■ Your task ■
Look through the material and tally each line bearing the word "году". Give only the total.

[Saved data entries]
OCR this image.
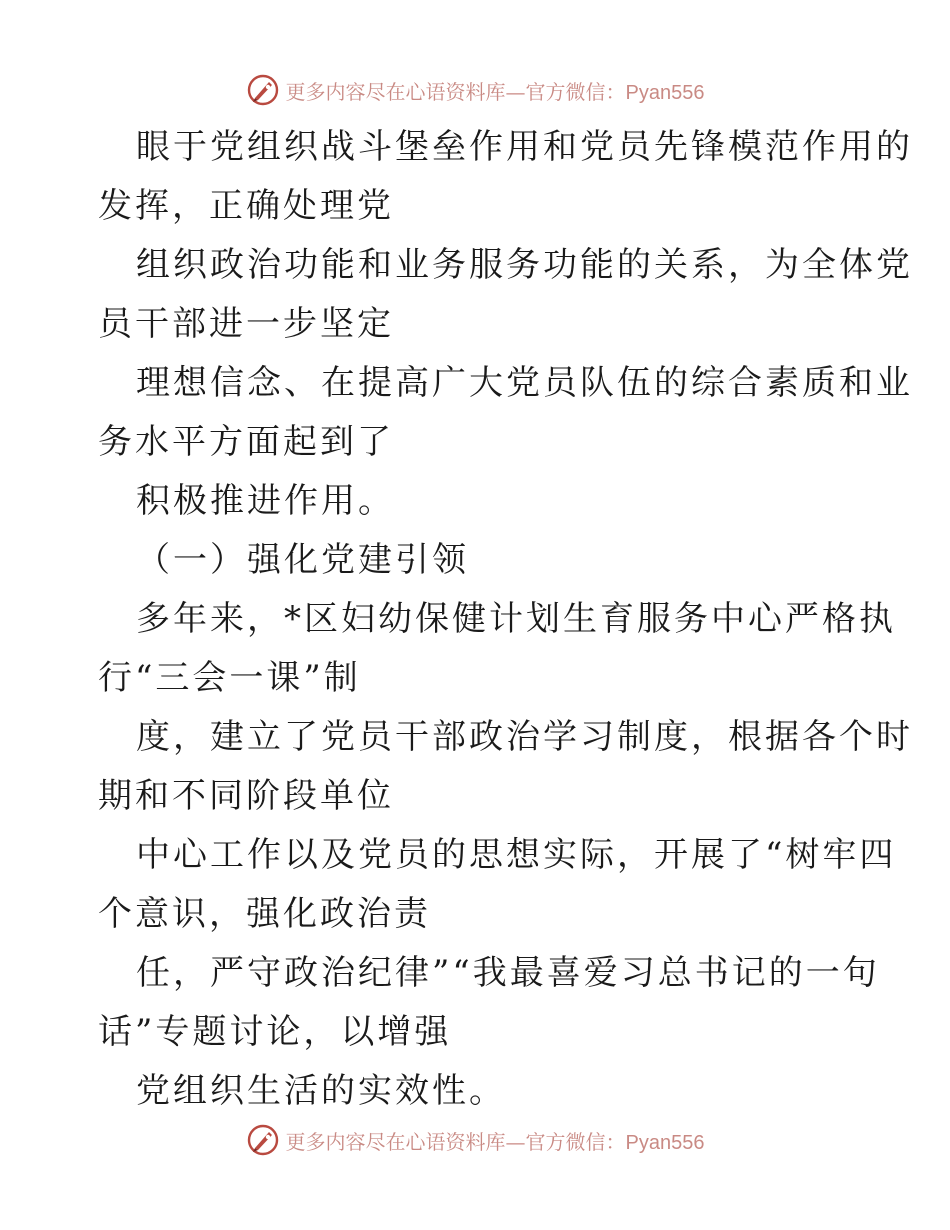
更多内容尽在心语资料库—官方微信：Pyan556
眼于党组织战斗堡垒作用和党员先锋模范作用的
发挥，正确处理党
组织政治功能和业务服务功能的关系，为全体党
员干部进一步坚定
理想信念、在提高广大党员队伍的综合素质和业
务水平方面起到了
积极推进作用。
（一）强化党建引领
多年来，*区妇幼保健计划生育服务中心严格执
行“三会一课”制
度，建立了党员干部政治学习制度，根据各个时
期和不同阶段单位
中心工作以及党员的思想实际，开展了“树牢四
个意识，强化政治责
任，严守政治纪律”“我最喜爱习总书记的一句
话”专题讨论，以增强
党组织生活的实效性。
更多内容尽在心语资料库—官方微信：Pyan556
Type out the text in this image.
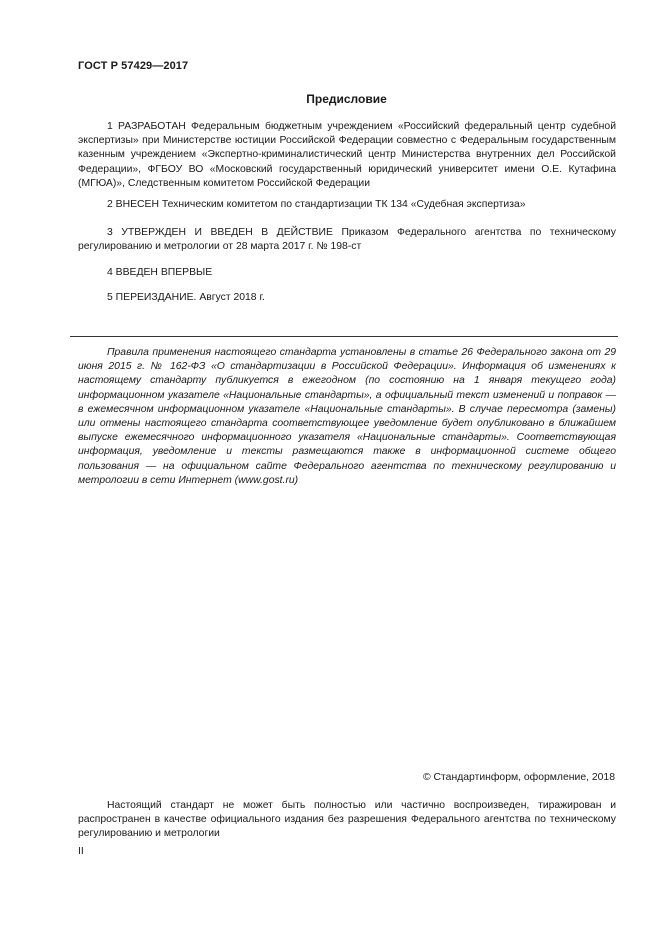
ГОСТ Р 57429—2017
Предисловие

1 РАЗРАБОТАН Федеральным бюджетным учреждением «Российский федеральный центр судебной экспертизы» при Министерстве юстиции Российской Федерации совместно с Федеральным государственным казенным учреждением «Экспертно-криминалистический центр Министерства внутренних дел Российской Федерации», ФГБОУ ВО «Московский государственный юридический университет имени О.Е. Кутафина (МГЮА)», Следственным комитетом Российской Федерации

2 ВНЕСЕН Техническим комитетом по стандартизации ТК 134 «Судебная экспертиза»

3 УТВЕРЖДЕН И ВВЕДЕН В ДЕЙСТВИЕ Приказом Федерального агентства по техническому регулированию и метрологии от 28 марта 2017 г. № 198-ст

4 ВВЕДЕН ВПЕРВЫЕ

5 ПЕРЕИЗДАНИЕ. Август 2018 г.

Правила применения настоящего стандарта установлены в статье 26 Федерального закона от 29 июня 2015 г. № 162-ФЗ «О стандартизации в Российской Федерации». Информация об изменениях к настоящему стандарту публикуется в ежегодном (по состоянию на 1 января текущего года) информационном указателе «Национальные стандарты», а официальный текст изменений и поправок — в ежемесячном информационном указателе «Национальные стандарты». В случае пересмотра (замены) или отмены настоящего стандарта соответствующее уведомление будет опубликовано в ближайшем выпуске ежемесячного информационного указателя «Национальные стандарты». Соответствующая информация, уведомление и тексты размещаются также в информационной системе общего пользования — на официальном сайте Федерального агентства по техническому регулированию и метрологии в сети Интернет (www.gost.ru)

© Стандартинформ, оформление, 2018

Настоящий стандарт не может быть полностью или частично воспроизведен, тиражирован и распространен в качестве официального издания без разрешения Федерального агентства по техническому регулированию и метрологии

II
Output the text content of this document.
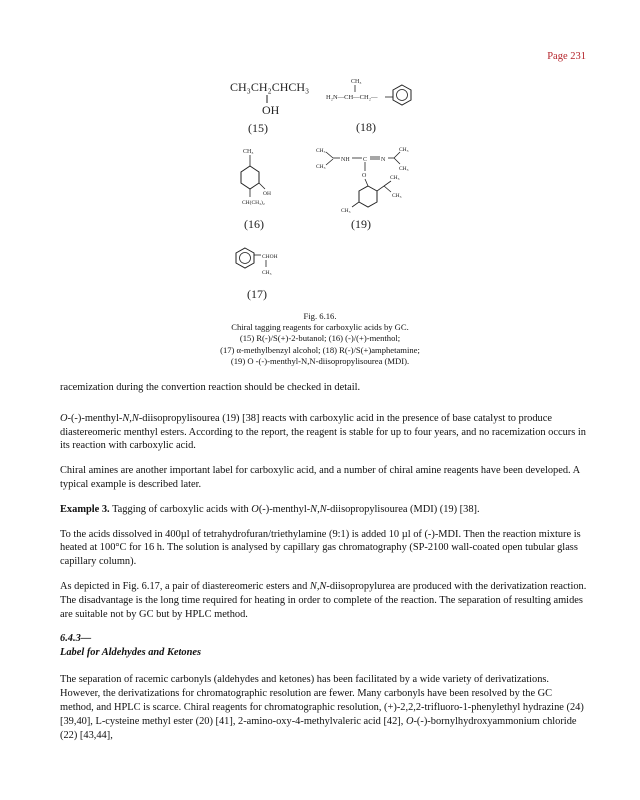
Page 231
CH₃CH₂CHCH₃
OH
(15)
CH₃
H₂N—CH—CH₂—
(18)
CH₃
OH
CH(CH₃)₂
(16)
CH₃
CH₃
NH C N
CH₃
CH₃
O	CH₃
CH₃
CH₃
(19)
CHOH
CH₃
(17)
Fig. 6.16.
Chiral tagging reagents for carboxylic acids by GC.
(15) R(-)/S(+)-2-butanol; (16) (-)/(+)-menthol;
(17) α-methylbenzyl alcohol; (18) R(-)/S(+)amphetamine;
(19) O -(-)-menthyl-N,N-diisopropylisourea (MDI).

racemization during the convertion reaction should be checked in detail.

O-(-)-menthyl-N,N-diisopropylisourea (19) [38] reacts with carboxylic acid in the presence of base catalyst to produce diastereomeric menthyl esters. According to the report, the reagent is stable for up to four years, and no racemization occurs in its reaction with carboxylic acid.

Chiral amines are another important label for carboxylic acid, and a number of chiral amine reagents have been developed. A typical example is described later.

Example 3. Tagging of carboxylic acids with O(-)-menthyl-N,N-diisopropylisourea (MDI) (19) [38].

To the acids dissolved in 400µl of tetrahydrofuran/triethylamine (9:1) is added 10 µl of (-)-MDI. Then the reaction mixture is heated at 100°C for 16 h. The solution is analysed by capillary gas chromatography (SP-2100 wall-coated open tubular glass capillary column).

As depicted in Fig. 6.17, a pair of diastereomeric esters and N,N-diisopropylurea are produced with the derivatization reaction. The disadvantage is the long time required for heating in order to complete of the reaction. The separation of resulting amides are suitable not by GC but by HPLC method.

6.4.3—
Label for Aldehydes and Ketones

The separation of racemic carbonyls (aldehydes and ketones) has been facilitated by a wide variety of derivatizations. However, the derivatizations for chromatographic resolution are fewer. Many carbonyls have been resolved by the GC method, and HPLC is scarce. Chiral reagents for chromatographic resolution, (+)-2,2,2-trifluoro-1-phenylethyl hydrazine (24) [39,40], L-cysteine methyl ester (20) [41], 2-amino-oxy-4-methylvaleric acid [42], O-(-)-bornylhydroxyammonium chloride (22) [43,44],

* * *

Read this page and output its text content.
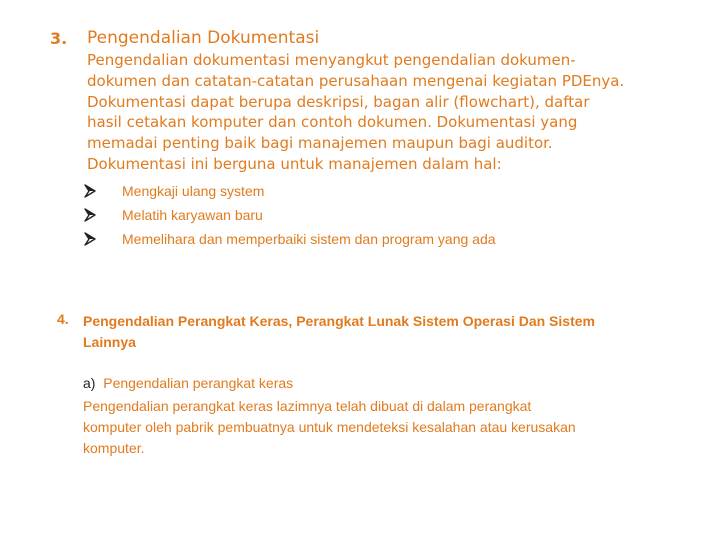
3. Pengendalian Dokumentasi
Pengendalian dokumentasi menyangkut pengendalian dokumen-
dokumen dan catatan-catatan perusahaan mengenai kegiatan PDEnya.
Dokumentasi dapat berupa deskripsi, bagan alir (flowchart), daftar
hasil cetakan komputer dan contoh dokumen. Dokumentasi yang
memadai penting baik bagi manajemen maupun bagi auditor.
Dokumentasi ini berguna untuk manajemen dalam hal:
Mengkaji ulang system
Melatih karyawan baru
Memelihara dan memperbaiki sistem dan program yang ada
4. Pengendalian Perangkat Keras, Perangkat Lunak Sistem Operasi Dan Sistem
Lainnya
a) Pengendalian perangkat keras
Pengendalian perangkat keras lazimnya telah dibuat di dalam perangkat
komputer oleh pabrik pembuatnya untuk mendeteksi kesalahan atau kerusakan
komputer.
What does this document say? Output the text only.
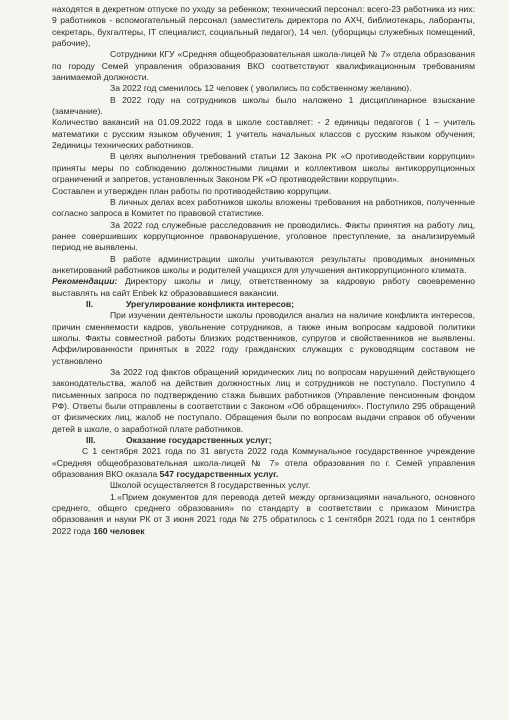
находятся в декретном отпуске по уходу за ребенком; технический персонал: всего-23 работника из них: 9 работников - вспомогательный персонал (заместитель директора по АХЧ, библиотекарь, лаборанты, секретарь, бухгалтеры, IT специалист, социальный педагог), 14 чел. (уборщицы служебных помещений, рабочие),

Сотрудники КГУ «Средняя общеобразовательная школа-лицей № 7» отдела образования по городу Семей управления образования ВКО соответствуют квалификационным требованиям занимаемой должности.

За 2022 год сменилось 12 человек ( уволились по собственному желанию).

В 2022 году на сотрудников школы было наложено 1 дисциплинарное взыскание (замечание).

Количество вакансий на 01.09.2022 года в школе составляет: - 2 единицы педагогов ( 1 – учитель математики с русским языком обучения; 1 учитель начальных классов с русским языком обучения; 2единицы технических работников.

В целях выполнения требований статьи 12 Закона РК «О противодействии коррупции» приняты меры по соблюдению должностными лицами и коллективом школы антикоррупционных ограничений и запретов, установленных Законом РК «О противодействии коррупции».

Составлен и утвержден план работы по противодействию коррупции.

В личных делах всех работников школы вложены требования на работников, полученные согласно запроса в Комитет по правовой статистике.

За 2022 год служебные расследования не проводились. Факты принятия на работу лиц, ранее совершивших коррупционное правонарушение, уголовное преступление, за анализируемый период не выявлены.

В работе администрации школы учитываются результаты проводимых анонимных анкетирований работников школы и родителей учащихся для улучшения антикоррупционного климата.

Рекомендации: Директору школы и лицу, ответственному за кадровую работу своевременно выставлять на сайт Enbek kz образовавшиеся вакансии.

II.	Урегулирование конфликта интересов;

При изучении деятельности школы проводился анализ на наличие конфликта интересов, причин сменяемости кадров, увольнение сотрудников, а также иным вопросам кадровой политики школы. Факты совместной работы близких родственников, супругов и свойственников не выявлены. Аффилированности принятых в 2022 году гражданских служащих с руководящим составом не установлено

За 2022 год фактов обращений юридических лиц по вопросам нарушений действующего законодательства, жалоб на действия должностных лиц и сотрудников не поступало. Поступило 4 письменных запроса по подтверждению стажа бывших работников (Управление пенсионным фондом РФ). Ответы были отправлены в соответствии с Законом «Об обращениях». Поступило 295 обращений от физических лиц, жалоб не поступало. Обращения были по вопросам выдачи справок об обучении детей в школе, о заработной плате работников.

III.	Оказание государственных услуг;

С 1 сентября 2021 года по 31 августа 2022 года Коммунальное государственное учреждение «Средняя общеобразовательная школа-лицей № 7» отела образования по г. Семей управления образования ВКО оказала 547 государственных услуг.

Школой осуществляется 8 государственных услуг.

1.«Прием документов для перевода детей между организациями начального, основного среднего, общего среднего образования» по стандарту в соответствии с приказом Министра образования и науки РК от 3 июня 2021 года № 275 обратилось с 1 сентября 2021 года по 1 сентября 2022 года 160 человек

■ Answer in full ■
2